§ WHAT IS NEEDED: Read through the records below and copy each line that uses the word "України".

>> begin RECORDS FOR THIS EXERCISE

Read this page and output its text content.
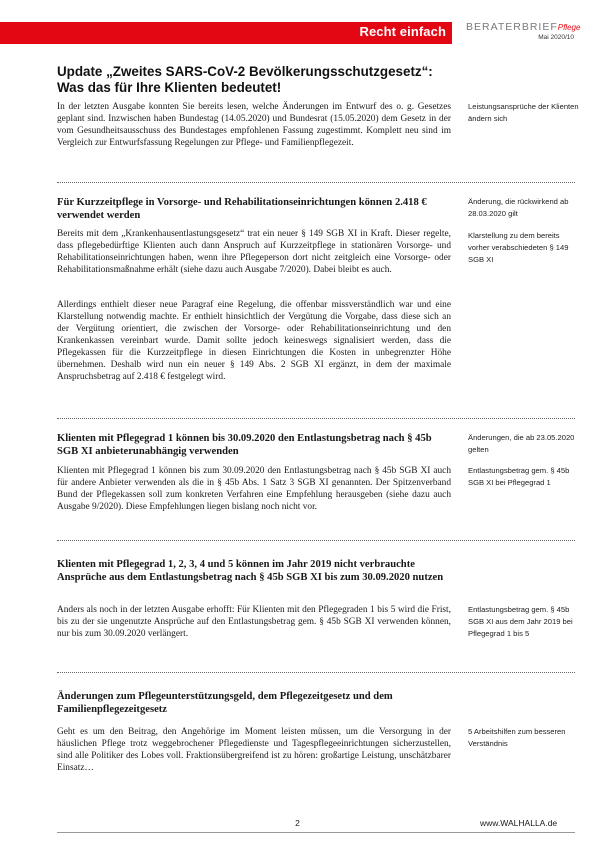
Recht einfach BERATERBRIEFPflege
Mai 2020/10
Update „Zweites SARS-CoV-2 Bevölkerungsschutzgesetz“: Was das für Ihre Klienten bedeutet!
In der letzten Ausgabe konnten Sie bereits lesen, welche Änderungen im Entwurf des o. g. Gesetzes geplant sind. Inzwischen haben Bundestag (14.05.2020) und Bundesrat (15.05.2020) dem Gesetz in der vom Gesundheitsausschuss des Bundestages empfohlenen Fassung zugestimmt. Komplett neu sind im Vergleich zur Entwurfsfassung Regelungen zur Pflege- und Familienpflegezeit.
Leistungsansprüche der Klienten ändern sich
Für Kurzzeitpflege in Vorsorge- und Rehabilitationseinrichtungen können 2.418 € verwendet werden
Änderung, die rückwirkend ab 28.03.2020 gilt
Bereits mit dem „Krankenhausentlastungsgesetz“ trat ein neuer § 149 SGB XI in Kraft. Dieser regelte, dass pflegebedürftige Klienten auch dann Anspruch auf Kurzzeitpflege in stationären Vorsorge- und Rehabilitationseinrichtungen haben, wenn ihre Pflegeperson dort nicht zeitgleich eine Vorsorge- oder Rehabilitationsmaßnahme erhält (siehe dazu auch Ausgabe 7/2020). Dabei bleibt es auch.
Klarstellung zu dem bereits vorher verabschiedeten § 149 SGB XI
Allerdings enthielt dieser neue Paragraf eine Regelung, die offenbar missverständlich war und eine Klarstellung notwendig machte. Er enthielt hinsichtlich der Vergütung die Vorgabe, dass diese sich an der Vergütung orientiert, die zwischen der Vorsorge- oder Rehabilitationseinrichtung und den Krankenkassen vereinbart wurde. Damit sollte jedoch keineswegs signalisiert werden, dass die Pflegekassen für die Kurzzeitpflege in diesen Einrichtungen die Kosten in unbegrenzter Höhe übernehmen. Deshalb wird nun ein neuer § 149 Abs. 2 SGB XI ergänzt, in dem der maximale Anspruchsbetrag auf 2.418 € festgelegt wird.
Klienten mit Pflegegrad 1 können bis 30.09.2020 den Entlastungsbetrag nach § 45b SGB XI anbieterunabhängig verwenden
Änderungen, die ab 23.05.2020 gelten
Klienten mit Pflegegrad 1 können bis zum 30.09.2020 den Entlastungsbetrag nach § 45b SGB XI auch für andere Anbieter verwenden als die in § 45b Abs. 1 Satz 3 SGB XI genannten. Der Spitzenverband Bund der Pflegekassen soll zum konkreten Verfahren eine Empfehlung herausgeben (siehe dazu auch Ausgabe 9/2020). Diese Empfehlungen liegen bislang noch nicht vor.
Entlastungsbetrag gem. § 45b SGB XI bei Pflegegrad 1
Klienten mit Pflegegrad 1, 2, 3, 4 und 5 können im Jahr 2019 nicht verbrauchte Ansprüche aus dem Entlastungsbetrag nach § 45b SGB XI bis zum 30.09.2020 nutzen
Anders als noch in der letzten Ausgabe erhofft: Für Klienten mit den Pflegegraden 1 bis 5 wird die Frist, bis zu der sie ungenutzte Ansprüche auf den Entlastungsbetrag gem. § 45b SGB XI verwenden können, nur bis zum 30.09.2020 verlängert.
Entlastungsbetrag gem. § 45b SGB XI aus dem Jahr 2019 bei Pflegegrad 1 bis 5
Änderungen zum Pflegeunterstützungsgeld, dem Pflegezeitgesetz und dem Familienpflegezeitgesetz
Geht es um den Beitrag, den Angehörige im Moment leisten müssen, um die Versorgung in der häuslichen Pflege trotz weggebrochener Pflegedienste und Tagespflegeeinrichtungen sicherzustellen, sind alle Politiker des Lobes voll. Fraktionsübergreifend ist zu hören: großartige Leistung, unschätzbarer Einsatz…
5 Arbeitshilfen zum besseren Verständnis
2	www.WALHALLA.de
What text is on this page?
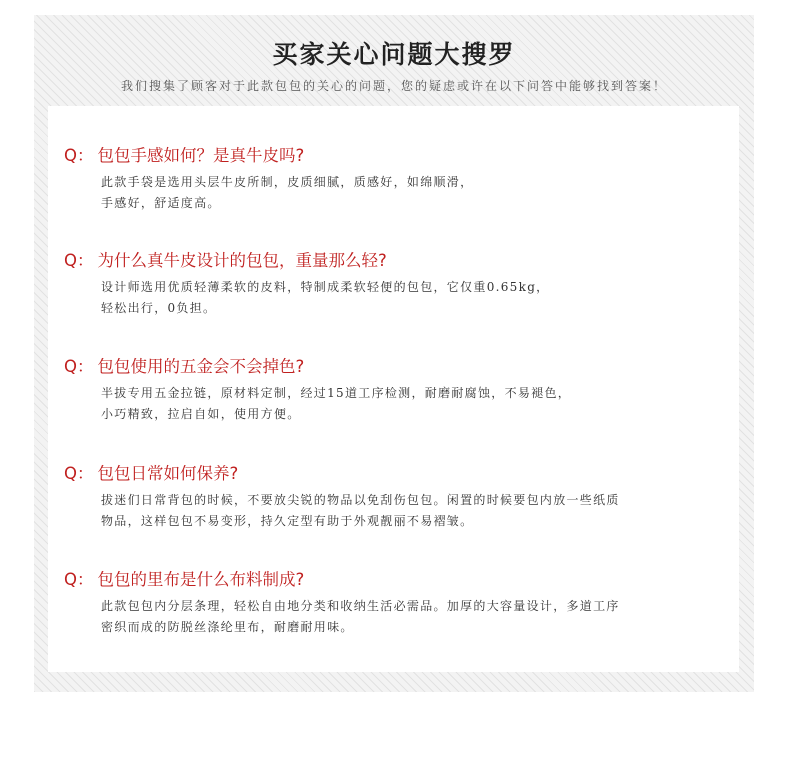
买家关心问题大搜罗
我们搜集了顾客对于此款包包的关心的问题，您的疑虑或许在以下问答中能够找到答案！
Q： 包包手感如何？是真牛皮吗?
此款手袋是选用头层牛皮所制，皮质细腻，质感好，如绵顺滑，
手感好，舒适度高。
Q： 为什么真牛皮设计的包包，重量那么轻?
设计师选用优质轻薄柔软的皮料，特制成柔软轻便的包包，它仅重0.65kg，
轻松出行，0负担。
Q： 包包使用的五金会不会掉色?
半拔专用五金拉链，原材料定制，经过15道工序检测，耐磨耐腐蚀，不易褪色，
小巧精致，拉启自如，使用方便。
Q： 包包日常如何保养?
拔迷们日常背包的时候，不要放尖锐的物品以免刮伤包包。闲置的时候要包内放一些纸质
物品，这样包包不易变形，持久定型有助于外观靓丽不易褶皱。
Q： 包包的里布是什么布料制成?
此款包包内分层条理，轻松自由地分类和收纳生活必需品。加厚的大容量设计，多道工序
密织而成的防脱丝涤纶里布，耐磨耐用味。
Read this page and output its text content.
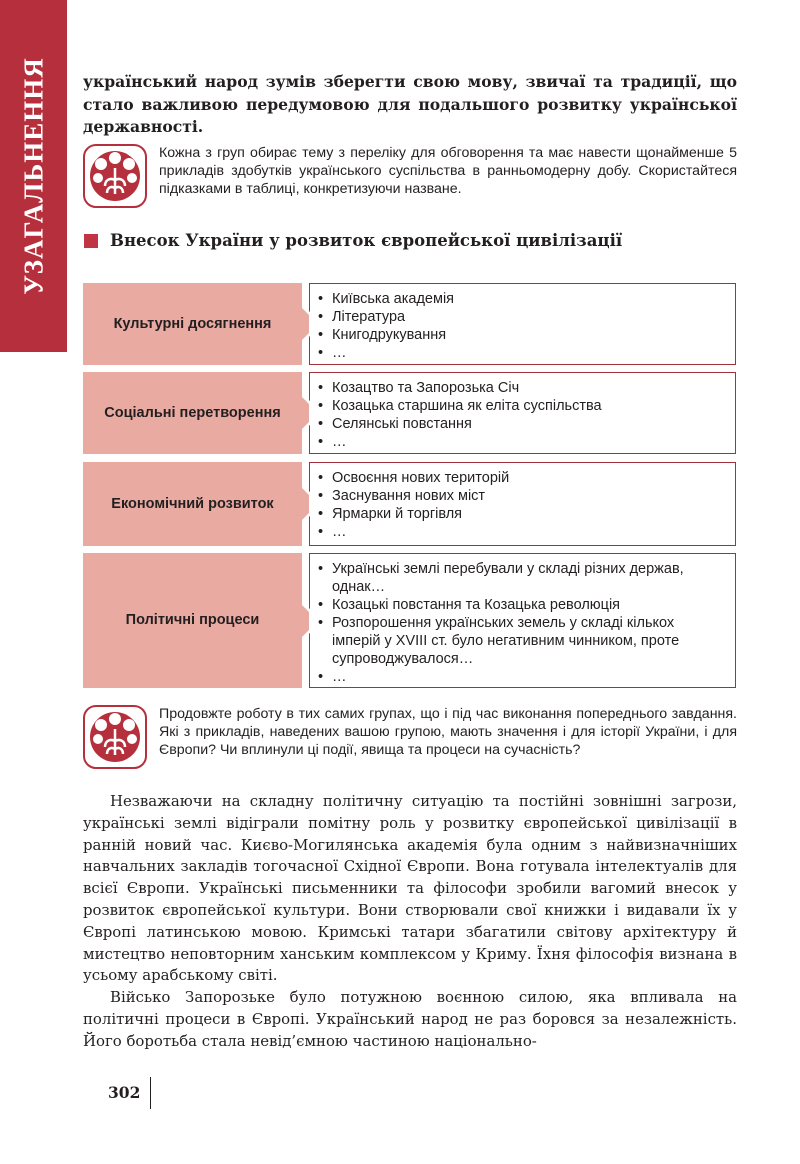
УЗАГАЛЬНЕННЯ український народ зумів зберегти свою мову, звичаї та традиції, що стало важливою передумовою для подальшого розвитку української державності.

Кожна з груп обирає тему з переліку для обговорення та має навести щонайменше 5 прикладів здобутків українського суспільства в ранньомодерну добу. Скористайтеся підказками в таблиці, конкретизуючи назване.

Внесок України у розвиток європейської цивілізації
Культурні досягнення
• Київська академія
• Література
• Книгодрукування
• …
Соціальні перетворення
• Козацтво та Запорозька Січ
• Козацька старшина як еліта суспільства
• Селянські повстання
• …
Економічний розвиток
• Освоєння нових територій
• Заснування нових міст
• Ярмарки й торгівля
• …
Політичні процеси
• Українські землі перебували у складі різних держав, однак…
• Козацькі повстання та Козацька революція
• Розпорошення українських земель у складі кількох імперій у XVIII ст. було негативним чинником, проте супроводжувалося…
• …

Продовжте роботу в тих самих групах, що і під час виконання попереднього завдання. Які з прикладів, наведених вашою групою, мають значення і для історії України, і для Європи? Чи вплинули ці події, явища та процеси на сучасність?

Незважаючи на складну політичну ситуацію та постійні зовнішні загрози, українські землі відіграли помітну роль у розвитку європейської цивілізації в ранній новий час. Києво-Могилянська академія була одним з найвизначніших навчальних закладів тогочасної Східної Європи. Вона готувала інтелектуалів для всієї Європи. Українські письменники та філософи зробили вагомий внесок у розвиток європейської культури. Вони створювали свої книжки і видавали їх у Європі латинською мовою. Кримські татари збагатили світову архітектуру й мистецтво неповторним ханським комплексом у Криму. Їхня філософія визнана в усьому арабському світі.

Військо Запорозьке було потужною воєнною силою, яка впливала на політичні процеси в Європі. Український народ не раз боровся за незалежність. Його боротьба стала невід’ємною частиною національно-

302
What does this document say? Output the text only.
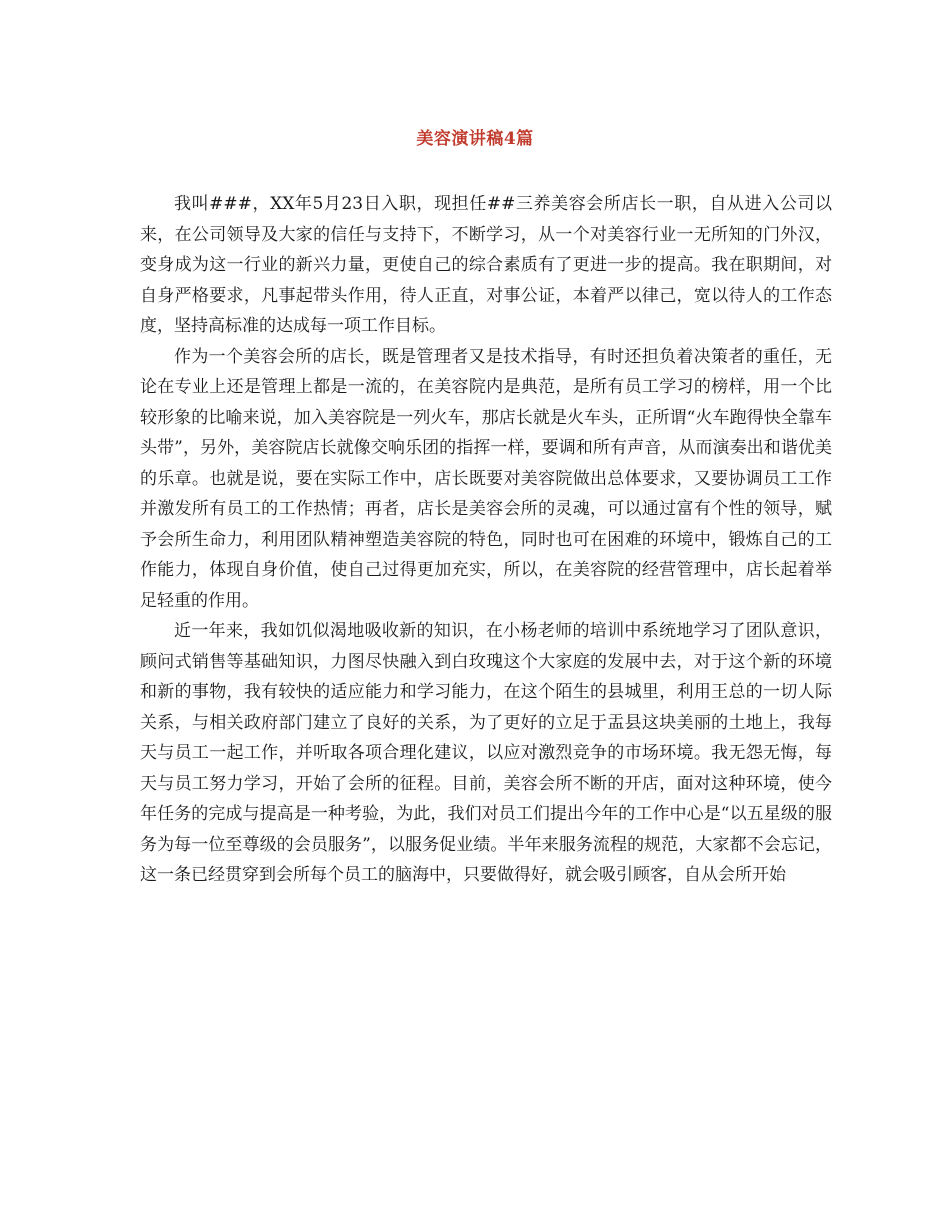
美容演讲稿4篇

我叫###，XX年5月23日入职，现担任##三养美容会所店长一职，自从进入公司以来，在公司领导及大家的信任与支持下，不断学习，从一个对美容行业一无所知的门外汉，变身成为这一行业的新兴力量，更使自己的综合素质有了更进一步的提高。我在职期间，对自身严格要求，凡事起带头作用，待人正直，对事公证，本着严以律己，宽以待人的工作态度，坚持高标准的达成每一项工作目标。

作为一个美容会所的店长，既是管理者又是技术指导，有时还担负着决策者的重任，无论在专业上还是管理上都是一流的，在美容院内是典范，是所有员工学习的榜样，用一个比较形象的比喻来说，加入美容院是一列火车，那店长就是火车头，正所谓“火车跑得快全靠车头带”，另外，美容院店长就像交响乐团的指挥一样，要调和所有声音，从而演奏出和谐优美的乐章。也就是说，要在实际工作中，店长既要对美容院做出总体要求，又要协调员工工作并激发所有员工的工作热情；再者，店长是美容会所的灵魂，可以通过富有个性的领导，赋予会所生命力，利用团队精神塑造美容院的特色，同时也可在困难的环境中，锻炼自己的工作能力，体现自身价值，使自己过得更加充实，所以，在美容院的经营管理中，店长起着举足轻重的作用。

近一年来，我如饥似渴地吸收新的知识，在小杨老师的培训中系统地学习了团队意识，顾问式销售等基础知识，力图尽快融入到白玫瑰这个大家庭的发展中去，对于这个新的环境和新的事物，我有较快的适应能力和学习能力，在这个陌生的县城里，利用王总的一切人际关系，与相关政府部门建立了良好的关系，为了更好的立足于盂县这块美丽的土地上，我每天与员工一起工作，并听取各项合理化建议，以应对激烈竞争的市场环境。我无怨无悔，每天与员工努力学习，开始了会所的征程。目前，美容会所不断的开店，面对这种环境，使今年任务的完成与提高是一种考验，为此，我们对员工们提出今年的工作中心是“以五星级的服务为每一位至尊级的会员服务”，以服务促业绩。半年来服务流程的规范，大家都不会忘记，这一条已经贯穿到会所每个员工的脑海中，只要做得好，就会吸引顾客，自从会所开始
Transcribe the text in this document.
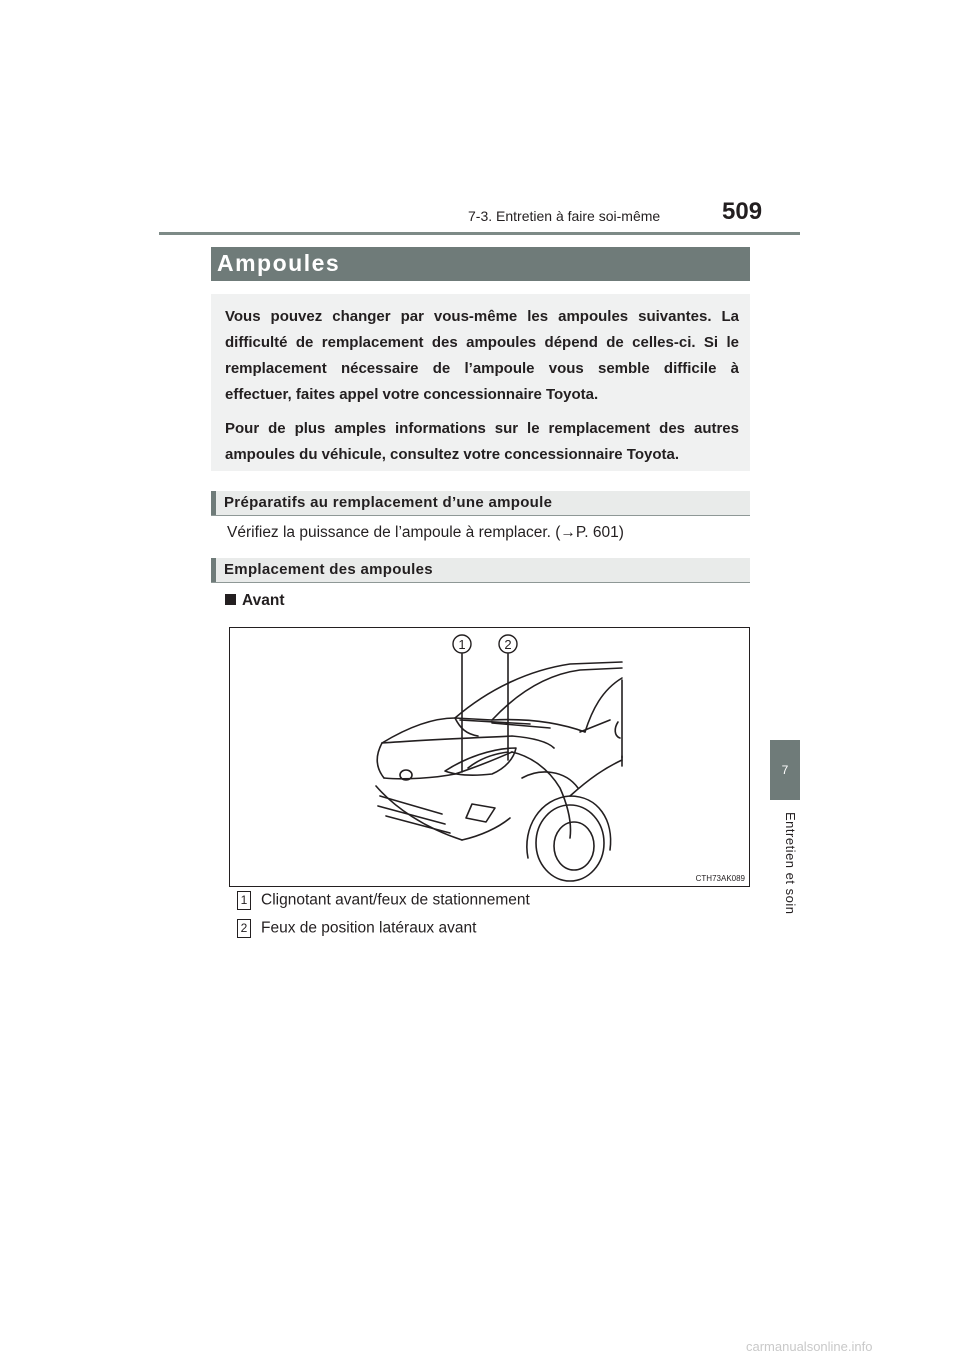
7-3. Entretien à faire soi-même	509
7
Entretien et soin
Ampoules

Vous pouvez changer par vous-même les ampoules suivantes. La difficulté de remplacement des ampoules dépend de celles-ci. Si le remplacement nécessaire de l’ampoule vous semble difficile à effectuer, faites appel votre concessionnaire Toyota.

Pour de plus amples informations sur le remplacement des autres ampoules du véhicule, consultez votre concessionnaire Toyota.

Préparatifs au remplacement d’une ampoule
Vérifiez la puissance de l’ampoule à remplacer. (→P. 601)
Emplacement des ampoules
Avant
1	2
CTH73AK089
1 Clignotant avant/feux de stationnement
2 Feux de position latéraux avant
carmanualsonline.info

>> end RECORDS FOR THIS EXERCISE

§ SOLUTION TO THIS TASK:
Внесок України у розвиток європейської цивілізації
Продовжте роботу в тих самих групах, що і під час виконання попереднього завдання. Які з прикладів, наведених вашою групою, мають значення і для історії України, і для Європи? Чи вплинули ці події, явища та процеси на сучасність?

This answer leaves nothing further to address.